### Work instructions
Below is a set of records; restate each one word for word.

##############################

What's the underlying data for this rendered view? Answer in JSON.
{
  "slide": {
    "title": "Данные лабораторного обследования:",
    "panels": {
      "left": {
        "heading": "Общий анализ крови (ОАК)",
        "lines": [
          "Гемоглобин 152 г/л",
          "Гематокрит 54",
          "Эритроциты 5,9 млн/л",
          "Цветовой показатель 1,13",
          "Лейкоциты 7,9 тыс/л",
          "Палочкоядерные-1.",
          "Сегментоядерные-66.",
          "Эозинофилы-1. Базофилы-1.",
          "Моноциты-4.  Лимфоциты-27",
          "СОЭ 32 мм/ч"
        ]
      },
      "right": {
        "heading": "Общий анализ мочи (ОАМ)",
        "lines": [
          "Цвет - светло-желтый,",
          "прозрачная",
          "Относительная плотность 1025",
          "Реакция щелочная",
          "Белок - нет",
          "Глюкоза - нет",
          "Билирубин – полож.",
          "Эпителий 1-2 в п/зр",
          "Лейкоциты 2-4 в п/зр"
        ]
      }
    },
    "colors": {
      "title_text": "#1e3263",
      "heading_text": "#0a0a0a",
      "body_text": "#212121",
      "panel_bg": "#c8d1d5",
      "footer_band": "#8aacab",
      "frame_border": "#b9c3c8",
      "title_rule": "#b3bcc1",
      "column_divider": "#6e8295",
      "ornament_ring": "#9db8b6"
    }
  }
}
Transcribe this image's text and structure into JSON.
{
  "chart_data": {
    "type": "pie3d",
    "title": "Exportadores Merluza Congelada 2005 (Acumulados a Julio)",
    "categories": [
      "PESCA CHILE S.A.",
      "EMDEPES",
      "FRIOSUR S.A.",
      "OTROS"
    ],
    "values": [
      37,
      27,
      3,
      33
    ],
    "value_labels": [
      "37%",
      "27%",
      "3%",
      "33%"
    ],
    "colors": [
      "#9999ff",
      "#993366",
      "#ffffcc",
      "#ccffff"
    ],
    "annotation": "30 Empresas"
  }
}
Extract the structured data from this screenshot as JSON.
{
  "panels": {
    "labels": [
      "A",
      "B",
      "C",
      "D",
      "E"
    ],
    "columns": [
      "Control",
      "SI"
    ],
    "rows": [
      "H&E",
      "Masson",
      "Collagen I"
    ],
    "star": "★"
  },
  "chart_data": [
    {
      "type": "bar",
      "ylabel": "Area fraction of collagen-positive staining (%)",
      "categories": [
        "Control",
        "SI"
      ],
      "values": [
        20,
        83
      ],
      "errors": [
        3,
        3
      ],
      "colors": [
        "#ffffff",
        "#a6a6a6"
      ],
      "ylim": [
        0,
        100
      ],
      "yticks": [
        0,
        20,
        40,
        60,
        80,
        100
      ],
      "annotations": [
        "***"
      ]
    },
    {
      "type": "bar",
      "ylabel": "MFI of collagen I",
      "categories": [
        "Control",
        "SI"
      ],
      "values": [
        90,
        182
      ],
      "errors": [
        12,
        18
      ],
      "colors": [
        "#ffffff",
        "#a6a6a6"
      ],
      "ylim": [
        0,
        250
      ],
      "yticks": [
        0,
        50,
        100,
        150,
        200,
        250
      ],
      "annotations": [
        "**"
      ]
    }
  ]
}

##############################

### Written answer
What's the underlying data for this rendered view? Answer in JSON.
{
  "slide": {
    "title": "Данные лабораторного обследования:",
    "panels": {
      "left": {
        "heading": "Общий анализ крови (ОАК)",
        "lines": [
          "Гемоглобин 152 г/л",
          "Гематокрит 54",
          "Эритроциты 5,9 млн/л",
          "Цветовой показатель 1,13",
          "Лейкоциты 7,9 тыс/л",
          "Палочкоядерные-1.",
          "Сегментоядерные-66.",
          "Эозинофилы-1. Базофилы-1.",
          "Моноциты-4.  Лимфоциты-27",
          "СОЭ 32 мм/ч"
        ]
      },
      "right": {
        "heading": "Общий анализ мочи (ОАМ)",
        "lines": [
          "Цвет - светло-желтый,",
          "прозрачная",
          "Относительная плотность 1025",
          "Реакция щелочная",
          "Белок - нет",
          "Глюкоза - нет",
          "Билирубин – полож.",
          "Эпителий 1-2 в п/зр",
          "Лейкоциты 2-4 в п/зр"
        ]
      }
    },
    "colors": {
      "title_text": "#1e3263",
      "heading_text": "#0a0a0a",
      "body_text": "#212121",
      "panel_bg": "#c8d1d5",
      "footer_band": "#8aacab",
      "frame_border": "#b9c3c8",
      "title_rule": "#b3bcc1",
      "column_divider": "#6e8295",
      "ornament_ring": "#9db8b6"
    }
  }
}
Transcribe this image's text and structure into JSON.
{
  "chart_data": {
    "type": "pie3d",
    "title": "Exportadores Merluza Congelada 2005 (Acumulados a Julio)",
    "categories": [
      "PESCA CHILE S.A.",
      "EMDEPES",
      "FRIOSUR S.A.",
      "OTROS"
    ],
    "values": [
      37,
      27,
      3,
      33
    ],
    "value_labels": [
      "37%",
      "27%",
      "3%",
      "33%"
    ],
    "colors": [
      "#9999ff",
      "#993366",
      "#ffffcc",
      "#ccffff"
    ],
    "annotation": "30 Empresas"
  }
}
Extract the structured data from this screenshot as JSON.
{
  "panels": {
    "labels": [
      "A",
      "B",
      "C",
      "D",
      "E"
    ],
    "columns": [
      "Control",
      "SI"
    ],
    "rows": [
      "H&E",
      "Masson",
      "Collagen I"
    ],
    "star": "★"
  },
  "chart_data": [
    {
      "type": "bar",
      "ylabel": "Area fraction of collagen-positive staining (%)",
      "categories": [
        "Control",
        "SI"
      ],
      "values": [
        20,
        83
      ],
      "errors": [
        3,
        3
      ],
      "colors": [
        "#ffffff",
        "#a6a6a6"
      ],
      "ylim": [
        0,
        100
      ],
      "yticks": [
        0,
        20,
        40,
        60,
        80,
        100
      ],
      "annotations": [
        "***"
      ]
    },
    {
      "type": "bar",
      "ylabel": "MFI of collagen I",
      "categories": [
        "Control",
        "SI"
      ],
      "values": [
        90,
        182
      ],
      "errors": [
        12,
        18
      ],
      "colors": [
        "#ffffff",
        "#a6a6a6"
      ],
      "ylim": [
        0,
        250
      ],
      "yticks": [
        0,
        50,
        100,
        150,
        200,
        250
      ],
      "annotations": [
        "**"
      ]
    }
  ]
}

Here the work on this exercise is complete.